* _Short exercise_: From the listing below, pick out each line with the word "JSON".

Extracted records
+---+
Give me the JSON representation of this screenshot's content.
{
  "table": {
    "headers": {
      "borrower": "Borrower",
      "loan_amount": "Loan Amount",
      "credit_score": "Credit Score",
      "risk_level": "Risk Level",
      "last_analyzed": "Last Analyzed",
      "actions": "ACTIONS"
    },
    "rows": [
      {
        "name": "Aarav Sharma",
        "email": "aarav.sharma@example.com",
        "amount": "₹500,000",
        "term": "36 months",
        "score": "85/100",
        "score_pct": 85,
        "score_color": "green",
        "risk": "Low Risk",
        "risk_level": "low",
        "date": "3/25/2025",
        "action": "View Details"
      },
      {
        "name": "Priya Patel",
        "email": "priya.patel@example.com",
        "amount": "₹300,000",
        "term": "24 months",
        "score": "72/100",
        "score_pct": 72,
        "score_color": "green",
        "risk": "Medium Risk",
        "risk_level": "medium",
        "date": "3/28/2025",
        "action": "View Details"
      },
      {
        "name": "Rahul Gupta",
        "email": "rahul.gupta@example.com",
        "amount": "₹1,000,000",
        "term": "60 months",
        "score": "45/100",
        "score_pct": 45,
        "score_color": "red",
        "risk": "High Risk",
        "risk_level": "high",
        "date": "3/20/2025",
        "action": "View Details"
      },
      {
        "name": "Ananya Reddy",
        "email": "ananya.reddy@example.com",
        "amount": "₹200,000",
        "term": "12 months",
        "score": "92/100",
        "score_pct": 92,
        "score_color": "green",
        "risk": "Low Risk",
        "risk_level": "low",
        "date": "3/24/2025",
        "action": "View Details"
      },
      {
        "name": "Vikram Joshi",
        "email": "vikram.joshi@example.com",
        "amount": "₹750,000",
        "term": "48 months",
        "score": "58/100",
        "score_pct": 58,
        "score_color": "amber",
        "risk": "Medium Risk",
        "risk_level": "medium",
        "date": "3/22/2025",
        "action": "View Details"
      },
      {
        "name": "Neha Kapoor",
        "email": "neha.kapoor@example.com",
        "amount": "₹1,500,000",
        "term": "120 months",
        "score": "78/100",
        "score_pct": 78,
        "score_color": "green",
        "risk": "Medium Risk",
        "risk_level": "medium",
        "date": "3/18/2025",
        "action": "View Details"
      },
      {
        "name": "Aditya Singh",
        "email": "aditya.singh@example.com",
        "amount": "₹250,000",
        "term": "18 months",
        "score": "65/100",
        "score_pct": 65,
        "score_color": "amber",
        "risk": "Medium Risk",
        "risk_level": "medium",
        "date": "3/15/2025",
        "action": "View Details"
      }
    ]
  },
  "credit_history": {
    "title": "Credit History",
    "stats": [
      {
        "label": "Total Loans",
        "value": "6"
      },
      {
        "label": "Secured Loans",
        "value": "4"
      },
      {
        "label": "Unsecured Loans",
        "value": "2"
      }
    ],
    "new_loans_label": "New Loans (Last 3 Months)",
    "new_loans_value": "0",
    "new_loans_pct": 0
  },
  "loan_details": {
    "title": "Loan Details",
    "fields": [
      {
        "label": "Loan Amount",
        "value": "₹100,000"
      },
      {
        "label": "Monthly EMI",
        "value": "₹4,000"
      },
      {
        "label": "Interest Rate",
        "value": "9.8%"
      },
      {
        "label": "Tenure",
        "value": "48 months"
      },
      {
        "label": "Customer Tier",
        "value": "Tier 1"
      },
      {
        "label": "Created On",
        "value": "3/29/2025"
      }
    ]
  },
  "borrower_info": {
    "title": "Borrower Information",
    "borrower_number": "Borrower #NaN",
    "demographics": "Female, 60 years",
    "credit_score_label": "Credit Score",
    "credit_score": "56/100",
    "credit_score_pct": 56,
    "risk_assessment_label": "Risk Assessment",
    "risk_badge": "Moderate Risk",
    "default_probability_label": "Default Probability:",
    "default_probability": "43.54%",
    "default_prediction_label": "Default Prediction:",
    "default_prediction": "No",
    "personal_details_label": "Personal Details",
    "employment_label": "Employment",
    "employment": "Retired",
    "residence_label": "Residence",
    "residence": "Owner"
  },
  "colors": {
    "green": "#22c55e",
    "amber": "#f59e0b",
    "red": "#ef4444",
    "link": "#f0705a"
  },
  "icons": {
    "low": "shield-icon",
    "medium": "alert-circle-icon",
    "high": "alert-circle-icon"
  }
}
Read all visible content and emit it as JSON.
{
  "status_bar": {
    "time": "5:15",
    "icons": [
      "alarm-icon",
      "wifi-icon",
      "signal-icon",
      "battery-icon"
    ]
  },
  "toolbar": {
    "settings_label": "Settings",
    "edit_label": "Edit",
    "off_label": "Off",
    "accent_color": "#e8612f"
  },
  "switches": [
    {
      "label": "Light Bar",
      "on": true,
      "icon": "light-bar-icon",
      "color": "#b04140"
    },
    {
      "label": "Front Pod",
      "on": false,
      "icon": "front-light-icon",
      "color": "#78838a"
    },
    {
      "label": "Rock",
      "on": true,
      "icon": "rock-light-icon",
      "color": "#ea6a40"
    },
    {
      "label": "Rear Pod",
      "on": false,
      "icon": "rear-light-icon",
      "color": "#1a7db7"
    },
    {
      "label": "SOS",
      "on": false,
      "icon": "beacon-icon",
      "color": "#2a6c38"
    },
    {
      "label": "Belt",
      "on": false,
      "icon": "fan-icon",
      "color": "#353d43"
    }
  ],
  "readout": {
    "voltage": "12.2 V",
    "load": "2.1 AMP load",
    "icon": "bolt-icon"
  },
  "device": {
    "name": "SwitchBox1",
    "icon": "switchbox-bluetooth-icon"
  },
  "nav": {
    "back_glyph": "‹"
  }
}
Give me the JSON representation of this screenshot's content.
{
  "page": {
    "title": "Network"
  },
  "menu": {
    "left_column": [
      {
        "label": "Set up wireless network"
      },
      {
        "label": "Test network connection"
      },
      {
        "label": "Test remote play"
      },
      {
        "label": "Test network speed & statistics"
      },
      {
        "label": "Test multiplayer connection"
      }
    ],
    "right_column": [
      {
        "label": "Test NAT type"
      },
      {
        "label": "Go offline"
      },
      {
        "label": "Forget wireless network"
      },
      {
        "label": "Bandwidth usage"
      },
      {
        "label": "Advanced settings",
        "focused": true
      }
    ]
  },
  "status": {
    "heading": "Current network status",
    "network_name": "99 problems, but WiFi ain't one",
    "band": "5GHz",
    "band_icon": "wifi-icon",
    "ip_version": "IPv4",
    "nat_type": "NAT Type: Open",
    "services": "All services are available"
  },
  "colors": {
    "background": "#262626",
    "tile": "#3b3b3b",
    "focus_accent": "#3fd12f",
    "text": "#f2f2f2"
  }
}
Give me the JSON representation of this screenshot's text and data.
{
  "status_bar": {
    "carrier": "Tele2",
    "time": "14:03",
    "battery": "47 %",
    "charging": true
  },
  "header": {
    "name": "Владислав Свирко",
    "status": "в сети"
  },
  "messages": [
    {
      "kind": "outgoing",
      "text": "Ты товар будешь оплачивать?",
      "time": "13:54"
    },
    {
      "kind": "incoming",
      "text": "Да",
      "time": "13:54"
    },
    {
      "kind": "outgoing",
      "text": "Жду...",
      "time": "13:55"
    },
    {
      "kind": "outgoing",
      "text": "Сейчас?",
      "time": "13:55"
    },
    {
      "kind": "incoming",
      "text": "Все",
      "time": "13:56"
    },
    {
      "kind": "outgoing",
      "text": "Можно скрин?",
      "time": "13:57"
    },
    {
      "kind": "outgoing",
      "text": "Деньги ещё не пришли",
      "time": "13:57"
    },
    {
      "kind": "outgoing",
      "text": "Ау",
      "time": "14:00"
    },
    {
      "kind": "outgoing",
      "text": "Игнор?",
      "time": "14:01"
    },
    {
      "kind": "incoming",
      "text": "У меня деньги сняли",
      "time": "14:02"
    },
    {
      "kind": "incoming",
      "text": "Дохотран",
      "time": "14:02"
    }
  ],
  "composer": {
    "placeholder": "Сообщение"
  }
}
+---+
* _Solution below_:
Give me the JSON representation of this screenshot's content.
Read all visible content and emit it as JSON.
Give me the JSON representation of this screenshot's content.
Give me the JSON representation of this screenshot's text and data.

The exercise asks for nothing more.